-------- BRANO DA ESAMINARE --------

Non è mica vero che la salubrità degli alimenti che portiamo in tavola dipenda solo dagli altri, coltivatori, allevatori, industrie alimentari o negozianti che siano. Molto spesso ci siamo anche noi tra i responsabili dei danni che subiscono i cibi, a causa delle modalità di cottura a cui li sottoponiamo.
Tralasciamo qui le errate tecniche di conservazione domestica e tutto il tema della sicurezza alimentare, di cui ho già parlato qui sul blog nel pezzo “Le abitudini in cucina che possono farti ammalare”.
Le conseguenze indesiderate legate alle modalità di preparazione dei cibi, sostanzialmente, rientrano in due categorie: l’impoverimento di nutrienti, antiossidanti e altre sostanze benefiche presenti negli alimenti e l’“arricchimento” in composti nocivi che si sviluppano con la cottura.

--------

■ **CONSEGNE DELL'ESERCIZIO**:
a) Rispondi a queste domande sul brano sulla cottura dei cibi e segna le risposte con (i), (ii), (iii).
(i) Quali figure, oltre ai negozianti, il brano elenca tra gli "altri" da cui si crede dipenda la salubrità degli alimenti?
(ii) Qual è il titolo del pezzo del blog citato nel brano?
(iii) In quante categorie rientrano le conseguenze indesiderate legate alle modalità di preparazione dei cibi?
b) Ricopia parola per parola il tratto del brano che va da “Non è mica vero” fino a “con la cottura.”.
Le righe che vengono dopo il brano sono materiale a sé stante.

-------- RIGHE FORNITE --------

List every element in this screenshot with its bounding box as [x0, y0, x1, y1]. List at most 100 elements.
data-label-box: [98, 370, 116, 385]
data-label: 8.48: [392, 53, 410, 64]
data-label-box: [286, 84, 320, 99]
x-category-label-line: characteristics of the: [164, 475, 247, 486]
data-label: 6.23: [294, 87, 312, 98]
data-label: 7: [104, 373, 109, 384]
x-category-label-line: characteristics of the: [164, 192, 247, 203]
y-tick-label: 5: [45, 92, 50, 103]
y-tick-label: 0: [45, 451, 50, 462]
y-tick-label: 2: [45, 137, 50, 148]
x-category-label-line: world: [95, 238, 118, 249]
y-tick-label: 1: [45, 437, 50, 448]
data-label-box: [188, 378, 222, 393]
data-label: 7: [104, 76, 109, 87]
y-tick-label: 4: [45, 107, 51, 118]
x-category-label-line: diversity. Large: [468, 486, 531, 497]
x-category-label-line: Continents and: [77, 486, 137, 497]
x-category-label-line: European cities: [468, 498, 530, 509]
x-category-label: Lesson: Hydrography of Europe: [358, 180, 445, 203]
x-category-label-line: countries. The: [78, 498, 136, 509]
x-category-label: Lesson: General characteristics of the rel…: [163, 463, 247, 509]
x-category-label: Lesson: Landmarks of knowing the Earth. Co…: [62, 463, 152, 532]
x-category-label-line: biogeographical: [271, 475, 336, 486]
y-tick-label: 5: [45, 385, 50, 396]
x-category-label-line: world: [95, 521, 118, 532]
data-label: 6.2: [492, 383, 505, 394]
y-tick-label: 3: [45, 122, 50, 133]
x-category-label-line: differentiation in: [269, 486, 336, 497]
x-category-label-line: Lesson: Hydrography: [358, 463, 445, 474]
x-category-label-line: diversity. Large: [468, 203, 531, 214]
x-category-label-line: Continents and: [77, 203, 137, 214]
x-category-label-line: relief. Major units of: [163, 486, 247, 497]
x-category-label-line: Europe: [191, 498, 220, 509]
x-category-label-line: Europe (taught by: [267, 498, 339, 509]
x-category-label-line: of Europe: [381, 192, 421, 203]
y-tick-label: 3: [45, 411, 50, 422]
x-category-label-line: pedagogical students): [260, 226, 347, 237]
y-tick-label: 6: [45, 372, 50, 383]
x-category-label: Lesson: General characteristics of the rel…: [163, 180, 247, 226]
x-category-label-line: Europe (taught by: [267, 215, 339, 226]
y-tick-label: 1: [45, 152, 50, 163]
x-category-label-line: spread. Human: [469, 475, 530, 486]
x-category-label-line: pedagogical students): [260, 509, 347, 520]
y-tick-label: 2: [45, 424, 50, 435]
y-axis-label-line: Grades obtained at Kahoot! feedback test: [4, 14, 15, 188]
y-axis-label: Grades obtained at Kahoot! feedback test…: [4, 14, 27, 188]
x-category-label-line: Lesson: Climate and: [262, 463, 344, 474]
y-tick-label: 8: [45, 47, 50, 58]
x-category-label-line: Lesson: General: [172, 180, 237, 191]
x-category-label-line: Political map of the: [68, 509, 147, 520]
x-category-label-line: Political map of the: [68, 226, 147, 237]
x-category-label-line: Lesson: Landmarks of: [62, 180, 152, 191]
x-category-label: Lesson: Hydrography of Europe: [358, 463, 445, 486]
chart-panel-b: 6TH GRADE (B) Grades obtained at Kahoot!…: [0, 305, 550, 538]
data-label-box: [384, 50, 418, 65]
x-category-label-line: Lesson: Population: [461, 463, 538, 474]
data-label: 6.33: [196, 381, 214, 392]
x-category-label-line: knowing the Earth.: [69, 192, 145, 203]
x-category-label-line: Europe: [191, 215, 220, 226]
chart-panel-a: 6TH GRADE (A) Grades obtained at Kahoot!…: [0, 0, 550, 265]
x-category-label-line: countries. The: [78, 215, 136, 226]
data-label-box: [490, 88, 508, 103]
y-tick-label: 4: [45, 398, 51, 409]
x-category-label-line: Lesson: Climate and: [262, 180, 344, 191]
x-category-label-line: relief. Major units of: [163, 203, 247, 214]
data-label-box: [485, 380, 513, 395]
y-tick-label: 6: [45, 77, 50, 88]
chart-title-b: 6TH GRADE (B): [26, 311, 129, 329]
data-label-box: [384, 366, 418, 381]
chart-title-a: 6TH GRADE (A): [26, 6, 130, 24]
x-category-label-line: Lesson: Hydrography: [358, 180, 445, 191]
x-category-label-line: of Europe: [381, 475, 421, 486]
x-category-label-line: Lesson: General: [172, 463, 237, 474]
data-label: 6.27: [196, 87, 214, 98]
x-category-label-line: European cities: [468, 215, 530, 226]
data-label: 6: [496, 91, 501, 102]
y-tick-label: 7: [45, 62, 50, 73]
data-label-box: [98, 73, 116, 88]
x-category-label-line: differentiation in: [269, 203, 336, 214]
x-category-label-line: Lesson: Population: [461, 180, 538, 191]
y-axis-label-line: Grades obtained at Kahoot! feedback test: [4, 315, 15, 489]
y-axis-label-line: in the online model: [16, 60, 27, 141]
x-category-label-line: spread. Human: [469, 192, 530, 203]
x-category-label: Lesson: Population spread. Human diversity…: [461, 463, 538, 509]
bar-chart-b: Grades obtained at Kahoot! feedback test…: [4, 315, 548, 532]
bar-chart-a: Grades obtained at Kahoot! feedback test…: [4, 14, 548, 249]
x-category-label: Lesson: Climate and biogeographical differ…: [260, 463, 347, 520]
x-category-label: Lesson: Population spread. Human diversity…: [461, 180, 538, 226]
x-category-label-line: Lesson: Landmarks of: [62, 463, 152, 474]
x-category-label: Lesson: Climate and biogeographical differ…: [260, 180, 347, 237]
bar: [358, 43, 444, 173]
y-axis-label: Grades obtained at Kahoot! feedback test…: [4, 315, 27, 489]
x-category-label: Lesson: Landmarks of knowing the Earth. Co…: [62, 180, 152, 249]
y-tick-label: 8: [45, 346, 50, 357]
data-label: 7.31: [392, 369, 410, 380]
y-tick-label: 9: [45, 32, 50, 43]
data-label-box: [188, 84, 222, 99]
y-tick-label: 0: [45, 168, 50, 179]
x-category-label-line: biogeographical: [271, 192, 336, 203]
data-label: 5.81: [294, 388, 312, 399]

--------

■ **RISPOSTE IN ORDINE**:
a)
(i) Coltivatori, allevatori e industrie alimentari.
(ii) “Le abitudini in cucina che possono farti ammalare”.
(iii) In due categorie.

b)
Non è mica vero che la salubrità degli alimenti che portiamo in tavola dipenda solo dagli altri, coltivatori, allevatori, industrie alimentari o negozianti che siano. Molto spesso ci siamo anche noi tra i responsabili dei danni che subiscono i cibi, a causa delle modalità di cottura a cui li sottoponiamo.
Tralasciamo qui le errate tecniche di conservazione domestica e tutto il tema della sicurezza alimentare, di cui ho già parlato qui sul blog nel pezzo “Le abitudini in cucina che possono farti ammalare”.
Le conseguenze indesiderate legate alle modalità di preparazione dei cibi, sostanzialmente, rientrano in due categorie: l’impoverimento di nutrienti, antiossidanti e altre sostanze benefiche presenti negli alimenti e l’“arricchimento” in composti nocivi che si sviluppano con la cottura.